EXERCISE DESCRIPTION =>
Write the material out again in full, exactly.

(A run of records)
▼
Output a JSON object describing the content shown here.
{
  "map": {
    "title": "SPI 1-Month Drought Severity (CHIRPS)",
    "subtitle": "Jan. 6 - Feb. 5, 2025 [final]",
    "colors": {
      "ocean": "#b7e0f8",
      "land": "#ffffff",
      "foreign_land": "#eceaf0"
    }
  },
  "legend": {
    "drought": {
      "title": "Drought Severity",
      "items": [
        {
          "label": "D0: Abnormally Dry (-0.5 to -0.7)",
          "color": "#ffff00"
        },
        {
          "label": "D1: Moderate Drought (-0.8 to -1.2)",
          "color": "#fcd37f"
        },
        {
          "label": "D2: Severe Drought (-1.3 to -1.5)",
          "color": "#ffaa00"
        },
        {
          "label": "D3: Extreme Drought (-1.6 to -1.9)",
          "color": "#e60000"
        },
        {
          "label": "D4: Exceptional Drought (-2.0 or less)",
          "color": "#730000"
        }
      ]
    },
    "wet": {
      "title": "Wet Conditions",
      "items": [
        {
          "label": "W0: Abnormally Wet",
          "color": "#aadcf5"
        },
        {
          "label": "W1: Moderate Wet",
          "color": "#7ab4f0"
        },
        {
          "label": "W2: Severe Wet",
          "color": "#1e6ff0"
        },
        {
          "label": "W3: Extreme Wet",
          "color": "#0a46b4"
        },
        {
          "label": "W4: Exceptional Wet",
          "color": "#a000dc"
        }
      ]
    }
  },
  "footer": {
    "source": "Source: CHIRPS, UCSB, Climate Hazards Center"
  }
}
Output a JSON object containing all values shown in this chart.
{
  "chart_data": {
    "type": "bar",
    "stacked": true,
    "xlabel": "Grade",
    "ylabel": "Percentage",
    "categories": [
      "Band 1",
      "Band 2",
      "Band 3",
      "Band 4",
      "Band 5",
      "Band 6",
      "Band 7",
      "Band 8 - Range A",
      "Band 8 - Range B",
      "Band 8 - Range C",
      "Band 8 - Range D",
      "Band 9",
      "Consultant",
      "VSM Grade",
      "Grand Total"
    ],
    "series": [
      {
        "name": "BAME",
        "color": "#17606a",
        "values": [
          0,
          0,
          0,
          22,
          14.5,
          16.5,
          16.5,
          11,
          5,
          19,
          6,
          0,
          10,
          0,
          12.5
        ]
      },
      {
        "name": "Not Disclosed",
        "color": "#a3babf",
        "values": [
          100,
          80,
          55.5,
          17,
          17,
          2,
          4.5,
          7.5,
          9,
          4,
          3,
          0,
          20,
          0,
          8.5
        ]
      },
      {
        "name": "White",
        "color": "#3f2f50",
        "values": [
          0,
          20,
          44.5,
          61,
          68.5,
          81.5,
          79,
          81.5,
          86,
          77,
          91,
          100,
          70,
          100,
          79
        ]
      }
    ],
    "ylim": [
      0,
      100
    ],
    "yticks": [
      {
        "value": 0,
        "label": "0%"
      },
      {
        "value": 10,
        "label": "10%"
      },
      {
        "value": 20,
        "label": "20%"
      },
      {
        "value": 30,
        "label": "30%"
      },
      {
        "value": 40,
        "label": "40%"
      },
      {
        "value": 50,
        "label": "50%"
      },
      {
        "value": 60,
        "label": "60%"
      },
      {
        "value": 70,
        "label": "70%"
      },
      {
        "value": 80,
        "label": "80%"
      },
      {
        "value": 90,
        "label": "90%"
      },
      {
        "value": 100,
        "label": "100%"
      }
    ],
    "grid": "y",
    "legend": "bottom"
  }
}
▲
TASK RESPONSE =>
Output a JSON object describing the content shown here.
{
  "map": {
    "title": "SPI 1-Month Drought Severity (CHIRPS)",
    "subtitle": "Jan. 6 - Feb. 5, 2025 [final]",
    "colors": {
      "ocean": "#b7e0f8",
      "land": "#ffffff",
      "foreign_land": "#eceaf0"
    }
  },
  "legend": {
    "drought": {
      "title": "Drought Severity",
      "items": [
        {
          "label": "D0: Abnormally Dry (-0.5 to -0.7)",
          "color": "#ffff00"
        },
        {
          "label": "D1: Moderate Drought (-0.8 to -1.2)",
          "color": "#fcd37f"
        },
        {
          "label": "D2: Severe Drought (-1.3 to -1.5)",
          "color": "#ffaa00"
        },
        {
          "label": "D3: Extreme Drought (-1.6 to -1.9)",
          "color": "#e60000"
        },
        {
          "label": "D4: Exceptional Drought (-2.0 or less)",
          "color": "#730000"
        }
      ]
    },
    "wet": {
      "title": "Wet Conditions",
      "items": [
        {
          "label": "W0: Abnormally Wet",
          "color": "#aadcf5"
        },
        {
          "label": "W1: Moderate Wet",
          "color": "#7ab4f0"
        },
        {
          "label": "W2: Severe Wet",
          "color": "#1e6ff0"
        },
        {
          "label": "W3: Extreme Wet",
          "color": "#0a46b4"
        },
        {
          "label": "W4: Exceptional Wet",
          "color": "#a000dc"
        }
      ]
    }
  },
  "footer": {
    "source": "Source: CHIRPS, UCSB, Climate Hazards Center"
  }
}
Output a JSON object containing all values shown in this chart.
{
  "chart_data": {
    "type": "bar",
    "stacked": true,
    "xlabel": "Grade",
    "ylabel": "Percentage",
    "categories": [
      "Band 1",
      "Band 2",
      "Band 3",
      "Band 4",
      "Band 5",
      "Band 6",
      "Band 7",
      "Band 8 - Range A",
      "Band 8 - Range B",
      "Band 8 - Range C",
      "Band 8 - Range D",
      "Band 9",
      "Consultant",
      "VSM Grade",
      "Grand Total"
    ],
    "series": [
      {
        "name": "BAME",
        "color": "#17606a",
        "values": [
          0,
          0,
          0,
          22,
          14.5,
          16.5,
          16.5,
          11,
          5,
          19,
          6,
          0,
          10,
          0,
          12.5
        ]
      },
      {
        "name": "Not Disclosed",
        "color": "#a3babf",
        "values": [
          100,
          80,
          55.5,
          17,
          17,
          2,
          4.5,
          7.5,
          9,
          4,
          3,
          0,
          20,
          0,
          8.5
        ]
      },
      {
        "name": "White",
        "color": "#3f2f50",
        "values": [
          0,
          20,
          44.5,
          61,
          68.5,
          81.5,
          79,
          81.5,
          86,
          77,
          91,
          100,
          70,
          100,
          79
        ]
      }
    ],
    "ylim": [
      0,
      100
    ],
    "yticks": [
      {
        "value": 0,
        "label": "0%"
      },
      {
        "value": 10,
        "label": "10%"
      },
      {
        "value": 20,
        "label": "20%"
      },
      {
        "value": 30,
        "label": "30%"
      },
      {
        "value": 40,
        "label": "40%"
      },
      {
        "value": 50,
        "label": "50%"
      },
      {
        "value": 60,
        "label": "60%"
      },
      {
        "value": 70,
        "label": "70%"
      },
      {
        "value": 80,
        "label": "80%"
      },
      {
        "value": 90,
        "label": "90%"
      },
      {
        "value": 100,
        "label": "100%"
      }
    ],
    "grid": "y",
    "legend": "bottom"
  }
}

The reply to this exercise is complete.